PROBLEMS AND TASKS:
1) Retype the listing from its first line through the line containing "logo-letters: SBI <box>76 32 111 57</box>", keeping both of those lines.
2) Continue the piece about what Christmas means to different people from its last sentence.
──────── READING TEXT
Wednesday 23 December 2015

Merry Christmas and All That Stuff

I never stopped to think about Christmas and what it means to the people that are in my life. I usually just say Merry Christmas and Happy New Year like it's an everyday event.  I brush it off, so to speak, as just a thing that is said at this time of year, a reciprocation at times, of those very words being uttered to me.

For some of us this is the time to celebrate the life of Christ, it is all about "Our Savior's birth".

For some of us it is just holiday, a time away from the stresses of work and a time to recharge the batteries to be ready to start the coming year with full on energy.

For some of us it is all about family, being with family, being with loved ones or watching the faces of children as they open the, what seems to be, never ending shiny wrapped boxes and gifts.

For some of us it is a time for reflection.  A time to look back over the past year and to try to understand the lessons schooled, or to work out how next year can be improved upon from the year about to be left behind.

But for some us, Christmas, or whatever it is that your belief's tell you this time of year is, is nothing but a painful reminder of the losses and the hollowness we feel.  For some, to reminisce on times past isn't filled with happiness and family fun times.  Some people are reminded of traumatic and tragic times and this time of year only serves to remind some us, of those times of struggle.  It can be a time of loneliness, deep sorrow and to some, excruciatingly painful.  It may even be a time some feel lost, isolated or just plain depressed.

As a child growing up, we didn't have much in the way of money, but we didn't know that.

Dad was so excited about Christmas.  Seeing his four daughters faces as we opened our Santa gifts, was Dad's favorite moment.  He would be creative in the way he would wake us up.  At 4 the morning (because he couldn't wait any longer for Christmas to arrive) Dad would inevitably try something different each year to wake us.  Be it The Supremes blaring Jingle Bells from the stereo, or a bell being rung as he skipped up and down the hallway calling out "Merry Christmas, Merry Christmas everybody, time to open your gifts cause Santa's been".  It would be a guess for his daughters as to what part of the world "Santa" had just visited.  In his "traditional" Santa suit, a white singlet with a pillow stuck up it and I'm a Very Merry Santa written on it, Christmas boxer shorts, a Santa hat, socks pulled up as high as they would go and either thongs or gum boots, Dad would dutifully tell us of the places he had been before he landed in "Austraywia" as he was handing out our presents.

I distinctly remember one year, dad and mum thought it would be fun to mix up the name tags on the gifts and write things like, "to you from me", "to me from her" or "to her from it" and things like that; But what they failed to do was make note of what was wrapped and who it was actually for.  The gifts were handed out to each of us, not knowing if the right ones were given to the right child.  As each gift was opened, we would be told that it was either ours and we got to keep it, or to give it to one of the sisters because the present opened wasn't actually for the child who opened it. This is one of my favorite memories of Christmas growing up as a child.

For many years Christmas was about love, laughter and celebrating being with family.  It was about my mum and dad doing everything they could to create memories that would stay with each of their children for many years to come, to create traditions.  Some Christmas mornings were just talked about and some would be recreated, so to speak, over the years to come.  I wish I could go back to those times with today's technology and film them all to replay now, so many years down the track.
────────────────
──────── EXERCISE MATERIAL
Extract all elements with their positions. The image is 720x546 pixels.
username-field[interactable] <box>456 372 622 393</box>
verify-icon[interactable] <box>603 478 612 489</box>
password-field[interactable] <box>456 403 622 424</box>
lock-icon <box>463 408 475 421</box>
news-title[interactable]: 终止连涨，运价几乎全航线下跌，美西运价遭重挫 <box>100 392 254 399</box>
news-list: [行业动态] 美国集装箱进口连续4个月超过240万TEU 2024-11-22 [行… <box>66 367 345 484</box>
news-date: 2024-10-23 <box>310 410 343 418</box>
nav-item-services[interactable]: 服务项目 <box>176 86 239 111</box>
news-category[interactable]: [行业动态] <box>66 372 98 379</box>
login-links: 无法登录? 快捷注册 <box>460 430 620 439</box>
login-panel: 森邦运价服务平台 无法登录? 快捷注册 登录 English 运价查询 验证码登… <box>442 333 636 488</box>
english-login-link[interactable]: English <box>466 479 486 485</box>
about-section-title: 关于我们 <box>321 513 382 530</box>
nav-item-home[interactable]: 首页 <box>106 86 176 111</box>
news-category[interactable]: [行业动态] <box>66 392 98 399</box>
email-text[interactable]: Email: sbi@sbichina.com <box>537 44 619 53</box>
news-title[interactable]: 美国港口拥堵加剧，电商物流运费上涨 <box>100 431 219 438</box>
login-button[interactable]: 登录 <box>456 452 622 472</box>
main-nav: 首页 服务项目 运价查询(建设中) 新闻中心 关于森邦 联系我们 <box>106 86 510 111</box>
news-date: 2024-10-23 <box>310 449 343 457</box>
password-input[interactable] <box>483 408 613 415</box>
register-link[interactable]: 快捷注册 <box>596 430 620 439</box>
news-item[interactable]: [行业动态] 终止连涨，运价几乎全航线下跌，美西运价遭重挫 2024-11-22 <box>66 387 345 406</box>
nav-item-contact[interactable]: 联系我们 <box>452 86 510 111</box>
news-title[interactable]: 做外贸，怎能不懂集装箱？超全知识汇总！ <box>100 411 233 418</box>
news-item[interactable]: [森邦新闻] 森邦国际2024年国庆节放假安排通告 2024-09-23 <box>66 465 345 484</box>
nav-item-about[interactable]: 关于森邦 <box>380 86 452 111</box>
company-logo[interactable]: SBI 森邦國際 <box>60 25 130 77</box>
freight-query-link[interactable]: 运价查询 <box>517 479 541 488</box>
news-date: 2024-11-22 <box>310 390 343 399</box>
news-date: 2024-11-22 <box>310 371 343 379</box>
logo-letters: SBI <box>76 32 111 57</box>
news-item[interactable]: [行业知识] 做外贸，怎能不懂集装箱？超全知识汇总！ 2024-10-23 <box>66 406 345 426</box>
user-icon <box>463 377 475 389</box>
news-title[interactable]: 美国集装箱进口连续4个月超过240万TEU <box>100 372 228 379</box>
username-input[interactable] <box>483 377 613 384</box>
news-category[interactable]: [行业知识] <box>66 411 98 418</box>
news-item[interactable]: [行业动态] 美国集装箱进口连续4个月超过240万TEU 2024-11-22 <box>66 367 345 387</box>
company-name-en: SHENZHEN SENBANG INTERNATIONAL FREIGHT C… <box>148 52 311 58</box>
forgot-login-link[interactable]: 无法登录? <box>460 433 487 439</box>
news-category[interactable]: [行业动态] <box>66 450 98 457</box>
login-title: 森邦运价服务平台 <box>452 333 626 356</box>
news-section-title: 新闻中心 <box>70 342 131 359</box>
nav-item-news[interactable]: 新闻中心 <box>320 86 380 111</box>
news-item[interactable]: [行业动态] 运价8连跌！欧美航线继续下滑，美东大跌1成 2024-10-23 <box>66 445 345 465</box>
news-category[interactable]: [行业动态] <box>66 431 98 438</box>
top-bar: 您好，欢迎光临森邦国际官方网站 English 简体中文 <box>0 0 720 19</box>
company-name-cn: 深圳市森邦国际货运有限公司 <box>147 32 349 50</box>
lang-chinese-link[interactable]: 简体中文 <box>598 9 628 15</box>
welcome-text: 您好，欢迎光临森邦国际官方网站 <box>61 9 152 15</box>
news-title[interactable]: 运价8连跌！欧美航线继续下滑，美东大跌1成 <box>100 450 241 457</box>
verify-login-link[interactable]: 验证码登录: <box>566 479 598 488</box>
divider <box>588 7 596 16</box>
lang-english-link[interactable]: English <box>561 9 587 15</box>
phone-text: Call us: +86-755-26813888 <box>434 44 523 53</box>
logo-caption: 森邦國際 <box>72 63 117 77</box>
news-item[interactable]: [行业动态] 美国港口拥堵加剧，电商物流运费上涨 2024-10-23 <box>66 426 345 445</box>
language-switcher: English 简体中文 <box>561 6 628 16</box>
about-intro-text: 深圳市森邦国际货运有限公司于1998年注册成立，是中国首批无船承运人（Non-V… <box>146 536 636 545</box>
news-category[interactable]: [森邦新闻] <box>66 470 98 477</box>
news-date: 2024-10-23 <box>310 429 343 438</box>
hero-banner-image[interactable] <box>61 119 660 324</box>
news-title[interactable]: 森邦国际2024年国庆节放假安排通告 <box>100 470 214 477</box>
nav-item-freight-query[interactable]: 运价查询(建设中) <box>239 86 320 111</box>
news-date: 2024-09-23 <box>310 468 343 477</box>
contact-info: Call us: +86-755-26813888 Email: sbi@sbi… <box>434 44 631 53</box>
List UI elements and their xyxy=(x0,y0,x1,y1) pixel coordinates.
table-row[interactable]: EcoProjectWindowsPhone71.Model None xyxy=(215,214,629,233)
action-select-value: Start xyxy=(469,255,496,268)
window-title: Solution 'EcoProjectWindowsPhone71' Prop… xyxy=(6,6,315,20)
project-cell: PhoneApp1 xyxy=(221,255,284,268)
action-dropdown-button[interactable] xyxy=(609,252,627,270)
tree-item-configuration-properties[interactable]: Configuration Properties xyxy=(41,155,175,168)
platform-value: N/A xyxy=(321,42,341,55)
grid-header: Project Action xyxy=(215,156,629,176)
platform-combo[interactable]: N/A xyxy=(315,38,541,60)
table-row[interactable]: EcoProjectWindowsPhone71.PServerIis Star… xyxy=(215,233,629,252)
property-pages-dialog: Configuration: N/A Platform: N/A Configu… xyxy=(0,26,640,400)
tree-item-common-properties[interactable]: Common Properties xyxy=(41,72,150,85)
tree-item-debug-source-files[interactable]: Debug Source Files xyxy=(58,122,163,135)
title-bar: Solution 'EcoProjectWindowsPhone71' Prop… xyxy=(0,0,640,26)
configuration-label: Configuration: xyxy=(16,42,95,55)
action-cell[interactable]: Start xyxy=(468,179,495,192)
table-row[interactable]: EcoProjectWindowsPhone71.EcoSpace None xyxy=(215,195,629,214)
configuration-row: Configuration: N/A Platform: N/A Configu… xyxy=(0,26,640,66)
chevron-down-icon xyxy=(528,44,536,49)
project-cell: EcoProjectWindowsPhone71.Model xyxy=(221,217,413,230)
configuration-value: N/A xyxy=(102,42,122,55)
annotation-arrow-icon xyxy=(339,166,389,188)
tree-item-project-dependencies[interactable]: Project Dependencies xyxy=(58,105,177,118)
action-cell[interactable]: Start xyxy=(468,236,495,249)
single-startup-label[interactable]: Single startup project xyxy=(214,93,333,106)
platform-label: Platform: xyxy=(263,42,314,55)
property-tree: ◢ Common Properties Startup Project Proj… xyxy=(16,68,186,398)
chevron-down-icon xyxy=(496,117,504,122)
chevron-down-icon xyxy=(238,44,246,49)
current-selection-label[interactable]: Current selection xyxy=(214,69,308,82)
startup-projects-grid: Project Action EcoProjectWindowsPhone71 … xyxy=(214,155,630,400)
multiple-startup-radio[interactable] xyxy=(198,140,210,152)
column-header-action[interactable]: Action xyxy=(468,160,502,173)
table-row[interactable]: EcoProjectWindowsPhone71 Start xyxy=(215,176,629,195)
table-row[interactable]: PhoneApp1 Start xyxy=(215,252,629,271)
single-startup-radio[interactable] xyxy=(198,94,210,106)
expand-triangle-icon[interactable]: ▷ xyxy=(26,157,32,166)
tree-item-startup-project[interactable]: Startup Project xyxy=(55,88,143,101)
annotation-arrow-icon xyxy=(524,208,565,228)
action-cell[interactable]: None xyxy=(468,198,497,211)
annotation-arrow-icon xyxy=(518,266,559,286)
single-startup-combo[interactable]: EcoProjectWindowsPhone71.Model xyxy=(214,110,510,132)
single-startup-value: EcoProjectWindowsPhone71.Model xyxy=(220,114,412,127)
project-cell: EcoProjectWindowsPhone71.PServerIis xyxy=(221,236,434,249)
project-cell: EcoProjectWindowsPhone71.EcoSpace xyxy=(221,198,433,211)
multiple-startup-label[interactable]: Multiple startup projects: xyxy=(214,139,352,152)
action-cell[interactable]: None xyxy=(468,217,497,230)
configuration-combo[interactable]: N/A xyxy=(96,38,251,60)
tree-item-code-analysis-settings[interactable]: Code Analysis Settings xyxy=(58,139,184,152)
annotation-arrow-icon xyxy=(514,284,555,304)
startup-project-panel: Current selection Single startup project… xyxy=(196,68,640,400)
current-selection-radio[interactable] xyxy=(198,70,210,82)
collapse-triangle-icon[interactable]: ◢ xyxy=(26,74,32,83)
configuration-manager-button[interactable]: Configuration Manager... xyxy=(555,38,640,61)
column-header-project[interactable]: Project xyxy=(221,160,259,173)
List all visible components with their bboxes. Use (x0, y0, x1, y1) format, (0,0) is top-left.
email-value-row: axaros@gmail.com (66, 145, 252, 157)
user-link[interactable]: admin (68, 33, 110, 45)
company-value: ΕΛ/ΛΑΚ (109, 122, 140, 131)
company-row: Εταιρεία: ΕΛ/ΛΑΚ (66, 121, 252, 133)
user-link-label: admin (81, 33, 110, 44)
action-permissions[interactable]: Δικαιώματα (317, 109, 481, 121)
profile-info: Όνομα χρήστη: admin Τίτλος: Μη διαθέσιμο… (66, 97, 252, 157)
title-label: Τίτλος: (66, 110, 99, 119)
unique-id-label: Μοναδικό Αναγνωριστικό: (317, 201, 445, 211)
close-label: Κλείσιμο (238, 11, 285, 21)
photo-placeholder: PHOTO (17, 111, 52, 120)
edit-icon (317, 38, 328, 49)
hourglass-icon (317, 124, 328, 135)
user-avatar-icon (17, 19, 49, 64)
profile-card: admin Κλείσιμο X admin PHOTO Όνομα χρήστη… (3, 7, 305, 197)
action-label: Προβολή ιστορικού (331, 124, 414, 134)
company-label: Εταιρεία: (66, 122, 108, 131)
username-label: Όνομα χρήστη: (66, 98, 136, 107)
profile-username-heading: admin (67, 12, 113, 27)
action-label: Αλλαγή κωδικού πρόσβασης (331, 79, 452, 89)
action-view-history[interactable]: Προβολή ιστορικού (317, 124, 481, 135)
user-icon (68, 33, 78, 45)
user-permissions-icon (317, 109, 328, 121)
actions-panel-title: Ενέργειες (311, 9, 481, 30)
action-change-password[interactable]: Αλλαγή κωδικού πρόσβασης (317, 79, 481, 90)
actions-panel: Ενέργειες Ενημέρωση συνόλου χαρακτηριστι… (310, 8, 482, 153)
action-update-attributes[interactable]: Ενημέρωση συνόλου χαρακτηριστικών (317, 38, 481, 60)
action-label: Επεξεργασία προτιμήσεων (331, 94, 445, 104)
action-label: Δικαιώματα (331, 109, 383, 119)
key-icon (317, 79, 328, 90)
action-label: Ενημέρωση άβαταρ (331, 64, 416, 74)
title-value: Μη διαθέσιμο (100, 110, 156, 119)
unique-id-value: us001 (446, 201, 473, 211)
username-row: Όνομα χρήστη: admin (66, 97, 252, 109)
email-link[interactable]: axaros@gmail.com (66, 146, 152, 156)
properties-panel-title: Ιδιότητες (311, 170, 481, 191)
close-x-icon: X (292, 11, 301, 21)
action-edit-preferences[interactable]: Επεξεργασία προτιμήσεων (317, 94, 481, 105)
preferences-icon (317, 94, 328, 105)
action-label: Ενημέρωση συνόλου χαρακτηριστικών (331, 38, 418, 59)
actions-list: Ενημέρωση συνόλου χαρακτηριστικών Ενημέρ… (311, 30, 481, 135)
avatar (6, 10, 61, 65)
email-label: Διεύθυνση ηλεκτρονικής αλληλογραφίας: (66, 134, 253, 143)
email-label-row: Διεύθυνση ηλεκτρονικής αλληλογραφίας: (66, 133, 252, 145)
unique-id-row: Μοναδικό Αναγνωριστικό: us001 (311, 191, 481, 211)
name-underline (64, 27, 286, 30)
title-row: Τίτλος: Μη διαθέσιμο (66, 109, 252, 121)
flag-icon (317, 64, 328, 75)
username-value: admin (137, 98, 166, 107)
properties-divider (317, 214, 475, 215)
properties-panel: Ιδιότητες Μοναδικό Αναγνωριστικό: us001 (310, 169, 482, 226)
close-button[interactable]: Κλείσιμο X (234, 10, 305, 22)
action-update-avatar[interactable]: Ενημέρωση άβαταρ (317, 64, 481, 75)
────────────────
RESULTS OF THE TASKS:
1)
Extract all elements with their positions. The image is 720x546 pixels.
username-field[interactable] <box>456 372 622 393</box>
verify-icon[interactable] <box>603 478 612 489</box>
password-field[interactable] <box>456 403 622 424</box>
lock-icon <box>463 408 475 421</box>
news-title[interactable]: 终止连涨，运价几乎全航线下跌，美西运价遭重挫 <box>100 392 254 399</box>
news-list: [行业动态] 美国集装箱进口连续4个月超过240万TEU 2024-11-22 [行… <box>66 367 345 484</box>
news-date: 2024-10-23 <box>310 410 343 418</box>
nav-item-services[interactable]: 服务项目 <box>176 86 239 111</box>
news-category[interactable]: [行业动态] <box>66 372 98 379</box>
login-links: 无法登录? 快捷注册 <box>460 430 620 439</box>
login-panel: 森邦运价服务平台 无法登录? 快捷注册 登录 English 运价查询 验证码登… <box>442 333 636 488</box>
english-login-link[interactable]: English <box>466 479 486 485</box>
about-section-title: 关于我们 <box>321 513 382 530</box>
nav-item-home[interactable]: 首页 <box>106 86 176 111</box>
news-category[interactable]: [行业动态] <box>66 392 98 399</box>
email-text[interactable]: Email: sbi@sbichina.com <box>537 44 619 53</box>
news-title[interactable]: 美国港口拥堵加剧，电商物流运费上涨 <box>100 431 219 438</box>
login-button[interactable]: 登录 <box>456 452 622 472</box>
main-nav: 首页 服务项目 运价查询(建设中) 新闻中心 关于森邦 联系我们 <box>106 86 510 111</box>
news-date: 2024-10-23 <box>310 449 343 457</box>
password-input[interactable] <box>483 408 613 415</box>
register-link[interactable]: 快捷注册 <box>596 430 620 439</box>
news-item[interactable]: [行业动态] 终止连涨，运价几乎全航线下跌，美西运价遭重挫 2024-11-22 <box>66 387 345 406</box>
nav-item-contact[interactable]: 联系我们 <box>452 86 510 111</box>
news-title[interactable]: 做外贸，怎能不懂集装箱？超全知识汇总！ <box>100 411 233 418</box>
news-item[interactable]: [森邦新闻] 森邦国际2024年国庆节放假安排通告 2024-09-23 <box>66 465 345 484</box>
nav-item-about[interactable]: 关于森邦 <box>380 86 452 111</box>
company-logo[interactable]: SBI 森邦國際 <box>60 25 130 77</box>
freight-query-link[interactable]: 运价查询 <box>517 479 541 488</box>
news-date: 2024-11-22 <box>310 390 343 399</box>
news-date: 2024-11-22 <box>310 371 343 379</box>
logo-letters: SBI <box>76 32 111 57</box>

2)
I have mourned the loss of my childhood Christmas morning for the past 26 years and was ready to do it again this year.  Christmas stopped being fun, it stopped being about family and became a time for me to be sad because I had lost my Mum and my family were all living their own lives.  Only being with my whole family made Christmas special for me.  Last Christmas, though bittersweet, was one of the best I can remember having.  Again, I was with my Dad and step Mum, all of my sisters and their children and their children's partners.  It was big, it was loud, it was a whole heap of fun. How wrong I was though, to believe that it would be my last, happy Christmas knowing I was going to be saying goodbye to my dad in the coming months.

What I have come to realize over the past few weeks as Christmas is approaching, is that this time of year is so many things to so many people.  I now have friends all over the world as well as those that stand beside me everyday and no two friends feel the same about Christmas.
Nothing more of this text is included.